--- Given data ---
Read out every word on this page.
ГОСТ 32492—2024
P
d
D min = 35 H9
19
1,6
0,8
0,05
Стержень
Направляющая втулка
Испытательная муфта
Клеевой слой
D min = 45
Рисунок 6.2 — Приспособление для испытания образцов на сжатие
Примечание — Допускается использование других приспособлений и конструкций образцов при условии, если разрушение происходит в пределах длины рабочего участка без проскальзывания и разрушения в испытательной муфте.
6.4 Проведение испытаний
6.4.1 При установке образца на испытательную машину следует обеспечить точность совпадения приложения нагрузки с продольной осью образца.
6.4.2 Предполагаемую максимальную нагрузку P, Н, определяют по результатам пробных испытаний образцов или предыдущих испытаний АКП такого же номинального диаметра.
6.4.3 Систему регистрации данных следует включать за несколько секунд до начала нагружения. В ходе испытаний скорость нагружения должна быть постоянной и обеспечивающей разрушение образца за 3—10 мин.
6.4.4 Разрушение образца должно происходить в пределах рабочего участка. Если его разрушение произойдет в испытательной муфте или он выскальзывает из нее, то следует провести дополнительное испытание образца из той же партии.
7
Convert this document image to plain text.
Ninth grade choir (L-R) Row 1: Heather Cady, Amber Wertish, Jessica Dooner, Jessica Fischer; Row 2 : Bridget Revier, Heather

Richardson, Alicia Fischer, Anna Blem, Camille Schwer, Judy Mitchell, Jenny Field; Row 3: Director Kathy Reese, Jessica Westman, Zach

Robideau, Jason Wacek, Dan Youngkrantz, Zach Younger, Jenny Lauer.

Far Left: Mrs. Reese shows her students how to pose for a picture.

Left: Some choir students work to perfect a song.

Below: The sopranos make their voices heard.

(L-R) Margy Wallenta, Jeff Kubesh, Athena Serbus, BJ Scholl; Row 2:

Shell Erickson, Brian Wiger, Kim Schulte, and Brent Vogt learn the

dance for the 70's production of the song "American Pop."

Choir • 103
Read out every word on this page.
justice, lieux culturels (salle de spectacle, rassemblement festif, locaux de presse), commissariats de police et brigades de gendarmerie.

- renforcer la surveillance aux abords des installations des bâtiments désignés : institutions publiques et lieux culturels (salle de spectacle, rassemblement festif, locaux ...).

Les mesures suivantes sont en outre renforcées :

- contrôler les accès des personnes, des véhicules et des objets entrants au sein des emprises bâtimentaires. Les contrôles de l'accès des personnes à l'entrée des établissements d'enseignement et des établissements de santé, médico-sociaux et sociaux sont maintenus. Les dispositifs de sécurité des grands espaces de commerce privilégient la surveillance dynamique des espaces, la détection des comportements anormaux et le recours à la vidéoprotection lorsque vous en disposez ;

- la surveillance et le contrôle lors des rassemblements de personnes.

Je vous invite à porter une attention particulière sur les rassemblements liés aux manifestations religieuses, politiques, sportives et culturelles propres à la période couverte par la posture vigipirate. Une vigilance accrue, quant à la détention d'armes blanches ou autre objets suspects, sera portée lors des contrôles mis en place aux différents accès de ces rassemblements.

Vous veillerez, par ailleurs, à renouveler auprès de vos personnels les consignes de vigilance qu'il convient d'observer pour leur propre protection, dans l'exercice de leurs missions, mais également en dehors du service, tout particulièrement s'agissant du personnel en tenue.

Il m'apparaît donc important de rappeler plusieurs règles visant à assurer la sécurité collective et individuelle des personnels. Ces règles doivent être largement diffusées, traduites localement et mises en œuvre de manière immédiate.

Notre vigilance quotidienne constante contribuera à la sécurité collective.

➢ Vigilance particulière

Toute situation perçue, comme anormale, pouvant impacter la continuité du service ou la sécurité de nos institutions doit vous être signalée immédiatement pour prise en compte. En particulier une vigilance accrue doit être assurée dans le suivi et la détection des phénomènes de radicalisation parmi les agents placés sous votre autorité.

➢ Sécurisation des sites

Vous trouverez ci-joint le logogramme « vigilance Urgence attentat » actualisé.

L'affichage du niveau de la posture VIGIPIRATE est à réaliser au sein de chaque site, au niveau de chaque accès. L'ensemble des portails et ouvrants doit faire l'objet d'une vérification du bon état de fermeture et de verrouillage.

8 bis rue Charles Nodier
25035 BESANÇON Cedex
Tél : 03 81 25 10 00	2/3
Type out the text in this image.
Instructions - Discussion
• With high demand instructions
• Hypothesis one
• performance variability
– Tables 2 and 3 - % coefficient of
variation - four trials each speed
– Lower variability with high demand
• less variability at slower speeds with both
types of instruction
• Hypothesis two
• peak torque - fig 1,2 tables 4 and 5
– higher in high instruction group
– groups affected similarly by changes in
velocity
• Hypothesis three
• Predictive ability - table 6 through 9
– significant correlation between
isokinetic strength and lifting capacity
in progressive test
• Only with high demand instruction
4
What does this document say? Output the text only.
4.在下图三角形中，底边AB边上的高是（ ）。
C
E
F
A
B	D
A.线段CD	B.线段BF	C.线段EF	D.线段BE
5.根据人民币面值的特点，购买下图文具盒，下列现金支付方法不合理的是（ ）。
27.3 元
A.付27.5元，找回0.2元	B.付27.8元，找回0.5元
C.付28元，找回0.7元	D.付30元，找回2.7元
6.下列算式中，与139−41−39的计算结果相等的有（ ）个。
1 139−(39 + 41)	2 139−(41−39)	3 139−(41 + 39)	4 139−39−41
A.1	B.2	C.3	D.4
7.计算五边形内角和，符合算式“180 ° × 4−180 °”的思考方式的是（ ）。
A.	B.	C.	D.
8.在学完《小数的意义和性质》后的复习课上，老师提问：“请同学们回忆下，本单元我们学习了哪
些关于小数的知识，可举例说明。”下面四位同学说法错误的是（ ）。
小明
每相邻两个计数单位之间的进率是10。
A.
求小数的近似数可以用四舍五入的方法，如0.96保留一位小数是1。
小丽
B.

--- What you should do ---
Using the listing above, list every line in which the string "culturels" occurs.

--- Response to this task ---
justice, lieux culturels (salle de spectacle, rassemblement festif, locaux de presse), commissariats de police et brigades de gendarmerie.
- renforcer la surveillance aux abords des installations des bâtiments désignés : institutions publiques et lieux culturels (salle de spectacle, rassemblement festif, locaux ...).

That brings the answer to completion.